▶ Collected data

● ● ● ● ● ● ●

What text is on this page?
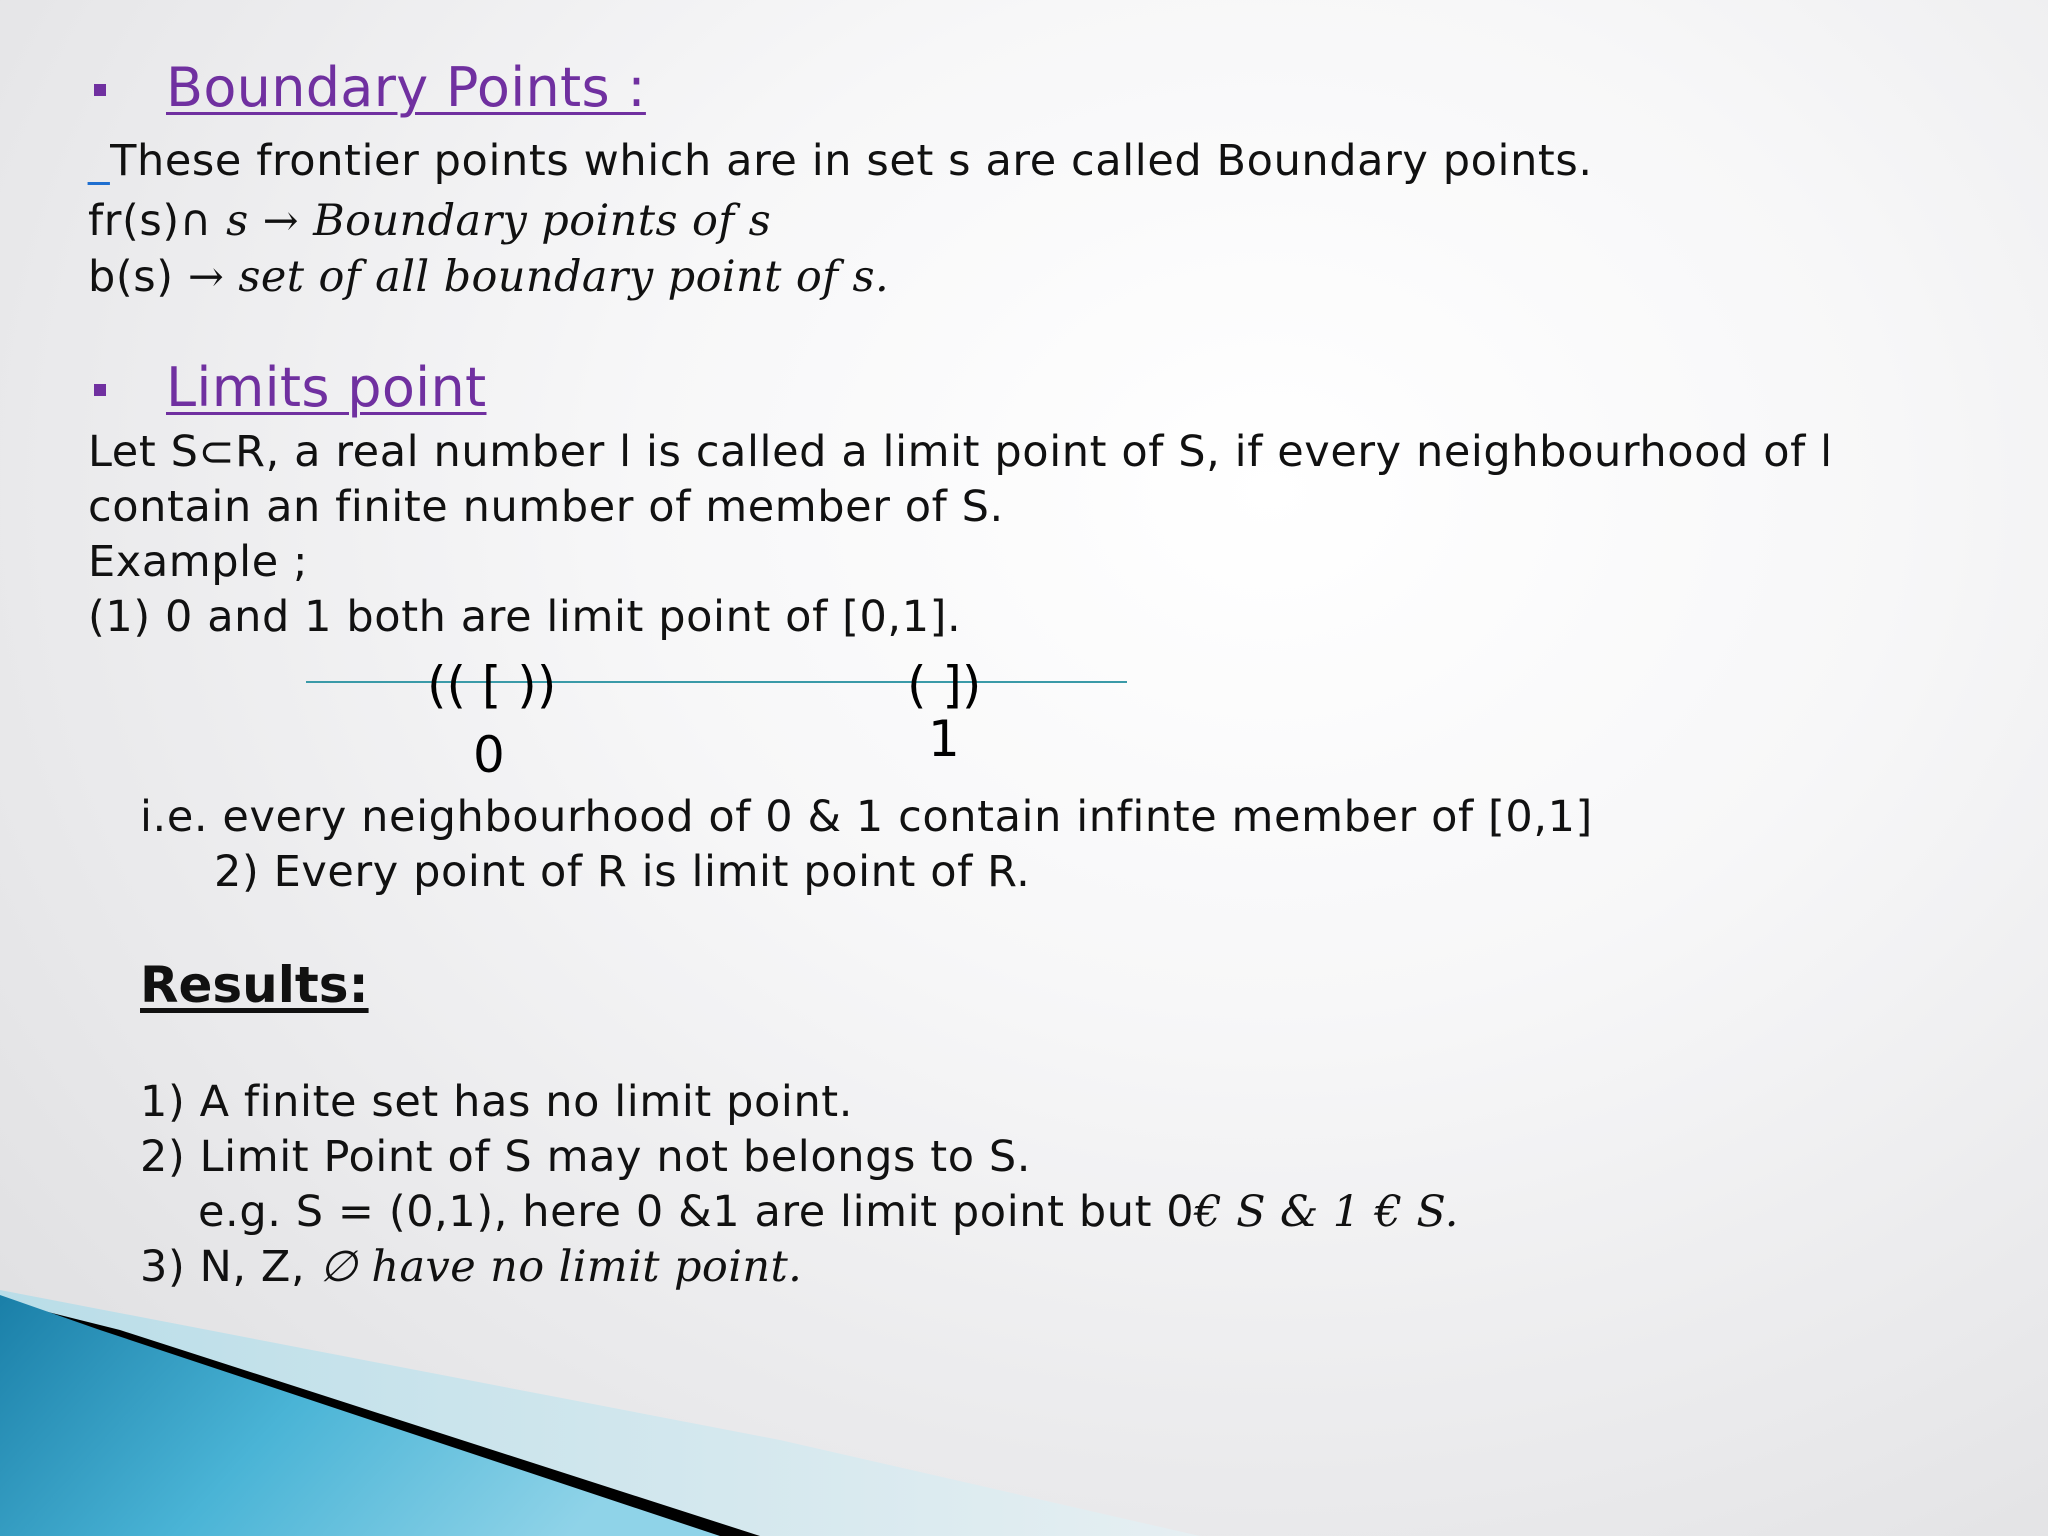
Boundary Points :
_These frontier points which are in set s are called Boundary points.
fr(s)∩ s → Boundary points of s
b(s) → set of all boundary point of s.
Limits point
Let S⊂R, a real number l is called a limit point of S, if every neighbourhood of l
contain an finite number of member of S.
Example ;
(1) 0 and 1 both are limit point of [0,1].
(( [ ))	( ])
0	1
i.e. every neighbourhood of 0 & 1 contain infinte member of [0,1]
2) Every point of R is limit point of R.
Results:
1) A finite set has no limit point.
2) Limit Point of S may not belongs to S.
e.g. S = (0,1), here 0 &1 are limit point but 0€ S & 1 € S.
3) N, Z, ∅ have no limit point.
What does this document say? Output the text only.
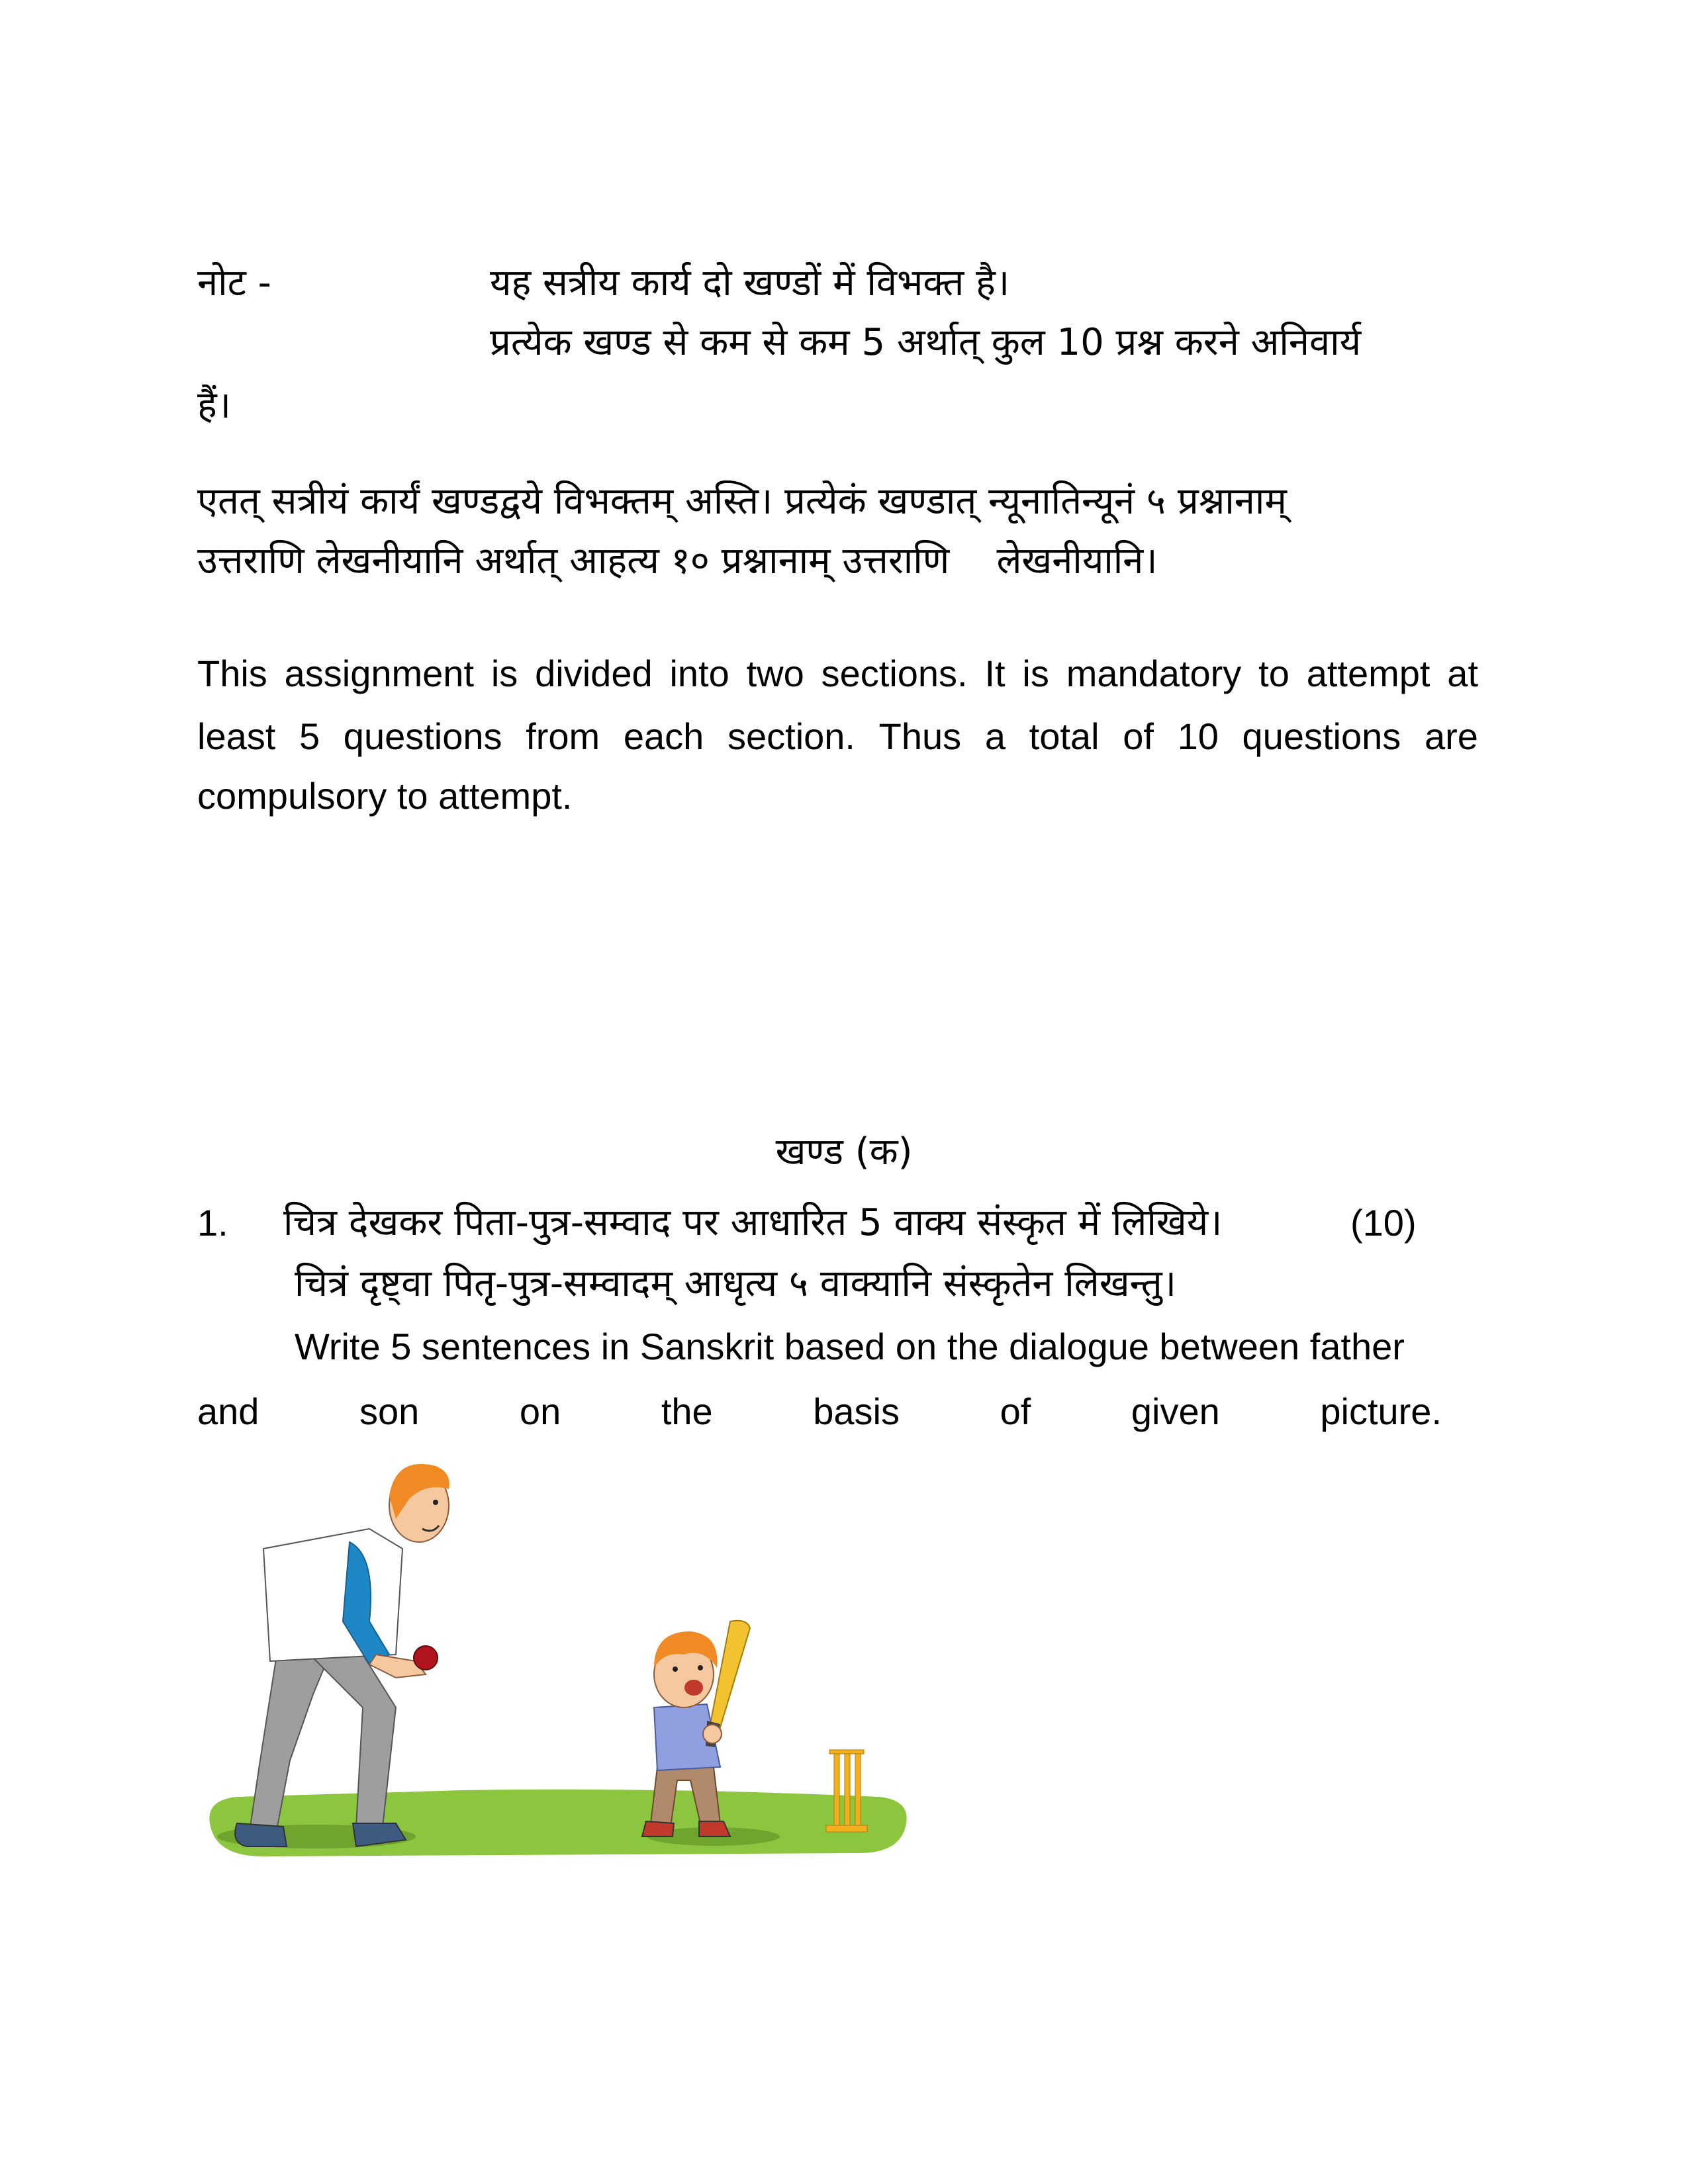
नोट -	यह सत्रीय कार्य दो खण्डों में विभक्त है।
प्रत्येक खण्ड से कम से कम 5 अर्थात् कुल 10 प्रश्न करने अनिवार्य
हैं।
एतत् सत्रीयं कार्यं खण्डद्वये विभक्तम् अस्ति। प्रत्येकं खण्डात् न्यूनातिन्यूनं ५ प्रश्नानाम्
उत्तराणि लेखनीयानि अर्थात् आहत्य १० प्रश्नानाम् उत्तराणि    लेखनीयानि।
This assignment is divided into two sections. It is mandatory to attempt at
least 5 questions from each section. Thus a total of 10 questions are
compulsory to attempt.
खण्ड (क)
1. चित्र देखकर पिता-पुत्र-सम्वाद पर आधारित 5 वाक्य संस्कृत में लिखिये।	(10)
चित्रं दृष्ट्वा पितृ-पुत्र-सम्वादम् आधृत्य ५ वाक्यानि संस्कृतेन लिखन्तु।
Write 5 sentences in Sanskrit based on the dialogue between father
and	son	on	the	basis	of	given	picture.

● ● ● ● ● ● ●

▶ Stated task
Count how many lines of the listing above include "finite" and report that number alone.

▶ Exercise solution
2